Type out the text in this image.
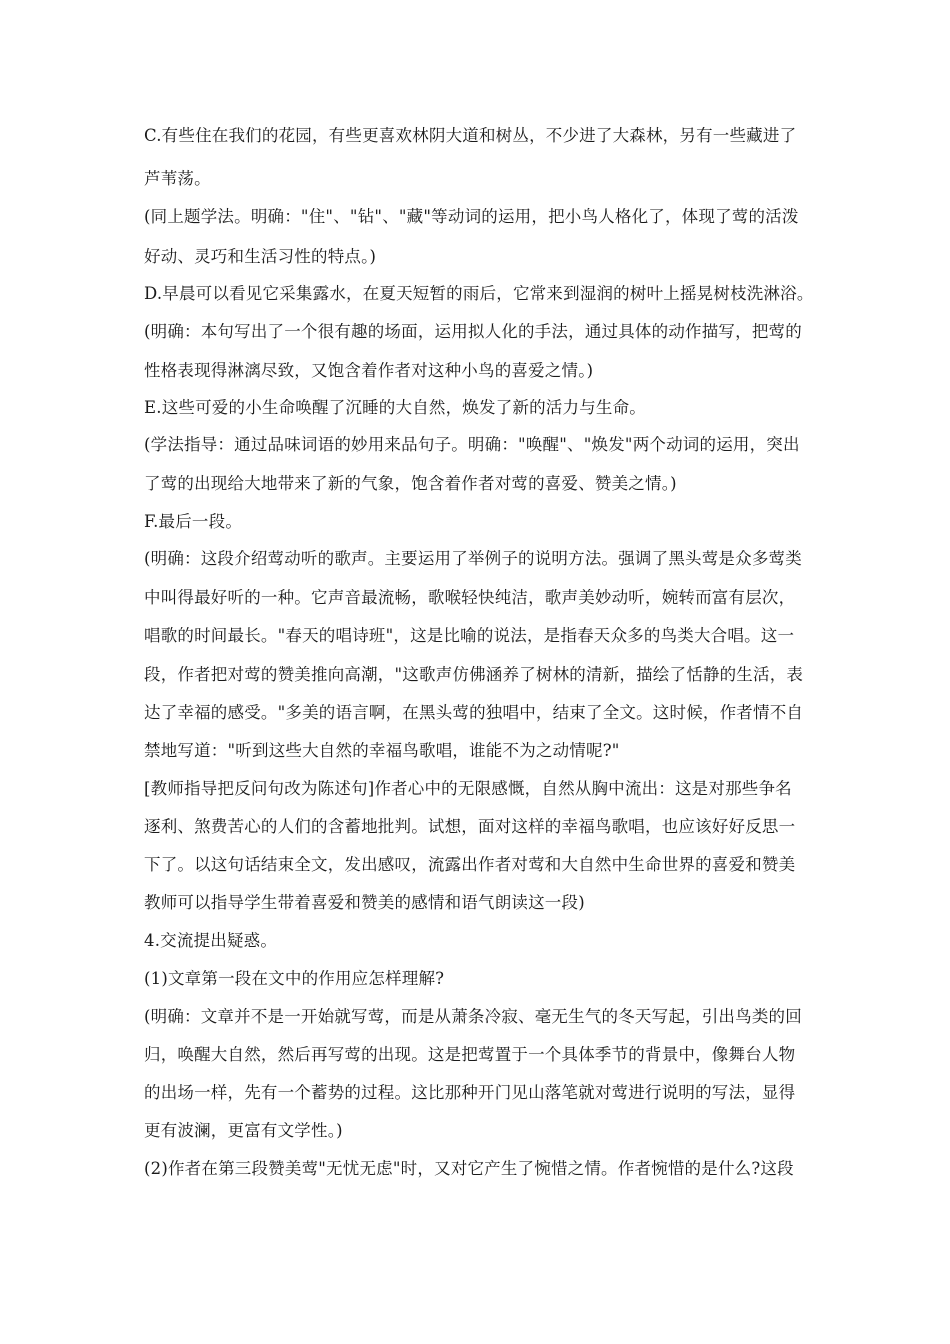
C.有些住在我们的花园，有些更喜欢林阴大道和树丛，不少进了大森林，另有一些藏进了
芦苇荡。
(同上题学法。明确："住"、"钻"、"藏"等动词的运用，把小鸟人格化了，体现了莺的活泼
好动、灵巧和生活习性的特点。)
D.早晨可以看见它采集露水，在夏天短暂的雨后，它常来到湿润的树叶上摇晃树枝洗淋浴。
(明确：本句写出了一个很有趣的场面，运用拟人化的手法，通过具体的动作描写，把莺的
性格表现得淋漓尽致，又饱含着作者对这种小鸟的喜爱之情。)
E.这些可爱的小生命唤醒了沉睡的大自然，焕发了新的活力与生命。
(学法指导：通过品味词语的妙用来品句子。明确："唤醒"、"焕发"两个动词的运用，突出
了莺的出现给大地带来了新的气象，饱含着作者对莺的喜爱、赞美之情。)
F.最后一段。
(明确：这段介绍莺动听的歌声。主要运用了举例子的说明方法。强调了黑头莺是众多莺类
中叫得最好听的一种。它声音最流畅，歌喉轻快纯洁，歌声美妙动听，婉转而富有层次，
唱歌的时间最长。"春天的唱诗班"，这是比喻的说法，是指春天众多的鸟类大合唱。这一
段，作者把对莺的赞美推向高潮，"这歌声仿佛涵养了树林的清新，描绘了恬静的生活，表
达了幸福的感受。"多美的语言啊，在黑头莺的独唱中，结束了全文。这时候，作者情不自
禁地写道："听到这些大自然的幸福鸟歌唱，谁能不为之动情呢?"
[教师指导把反问句改为陈述句]作者心中的无限感慨，自然从胸中流出：这是对那些争名
逐利、煞费苦心的人们的含蓄地批判。试想，面对这样的幸福鸟歌唱，也应该好好反思一
下了。以这句话结束全文，发出感叹，流露出作者对莺和大自然中生命世界的喜爱和赞美
教师可以指导学生带着喜爱和赞美的感情和语气朗读这一段)
4.交流提出疑惑。
(1)文章第一段在文中的作用应怎样理解?
(明确：文章并不是一开始就写莺，而是从萧条冷寂、毫无生气的冬天写起，引出鸟类的回
归，唤醒大自然，然后再写莺的出现。这是把莺置于一个具体季节的背景中，像舞台人物
的出场一样，先有一个蓄势的过程。这比那种开门见山落笔就对莺进行说明的写法，显得
更有波澜，更富有文学性。)
(2)作者在第三段赞美莺"无忧无虑"时，又对它产生了惋惜之情。作者惋惜的是什么?这段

_Problem description:_ Without the pictures, restate all the entries above exactly.

_Output below:_
Type out the text in this image.
C.有些住在我们的花园，有些更喜欢林阴大道和树丛，不少进了大森林，另有一些藏进了
芦苇荡。
(同上题学法。明确："住"、"钻"、"藏"等动词的运用，把小鸟人格化了，体现了莺的活泼
好动、灵巧和生活习性的特点。)
D.早晨可以看见它采集露水，在夏天短暂的雨后，它常来到湿润的树叶上摇晃树枝洗淋浴。
(明确：本句写出了一个很有趣的场面，运用拟人化的手法，通过具体的动作描写，把莺的
性格表现得淋漓尽致，又饱含着作者对这种小鸟的喜爱之情。)
E.这些可爱的小生命唤醒了沉睡的大自然，焕发了新的活力与生命。
(学法指导：通过品味词语的妙用来品句子。明确："唤醒"、"焕发"两个动词的运用，突出
了莺的出现给大地带来了新的气象，饱含着作者对莺的喜爱、赞美之情。)
F.最后一段。
(明确：这段介绍莺动听的歌声。主要运用了举例子的说明方法。强调了黑头莺是众多莺类
中叫得最好听的一种。它声音最流畅，歌喉轻快纯洁，歌声美妙动听，婉转而富有层次，
唱歌的时间最长。"春天的唱诗班"，这是比喻的说法，是指春天众多的鸟类大合唱。这一
段，作者把对莺的赞美推向高潮，"这歌声仿佛涵养了树林的清新，描绘了恬静的生活，表
达了幸福的感受。"多美的语言啊，在黑头莺的独唱中，结束了全文。这时候，作者情不自
禁地写道："听到这些大自然的幸福鸟歌唱，谁能不为之动情呢?"
[教师指导把反问句改为陈述句]作者心中的无限感慨，自然从胸中流出：这是对那些争名
逐利、煞费苦心的人们的含蓄地批判。试想，面对这样的幸福鸟歌唱，也应该好好反思一
下了。以这句话结束全文，发出感叹，流露出作者对莺和大自然中生命世界的喜爱和赞美
教师可以指导学生带着喜爱和赞美的感情和语气朗读这一段)
4.交流提出疑惑。
(1)文章第一段在文中的作用应怎样理解?
(明确：文章并不是一开始就写莺，而是从萧条冷寂、毫无生气的冬天写起，引出鸟类的回
归，唤醒大自然，然后再写莺的出现。这是把莺置于一个具体季节的背景中，像舞台人物
的出场一样，先有一个蓄势的过程。这比那种开门见山落笔就对莺进行说明的写法，显得
更有波澜，更富有文学性。)
(2)作者在第三段赞美莺"无忧无虑"时，又对它产生了惋惜之情。作者惋惜的是什么?这段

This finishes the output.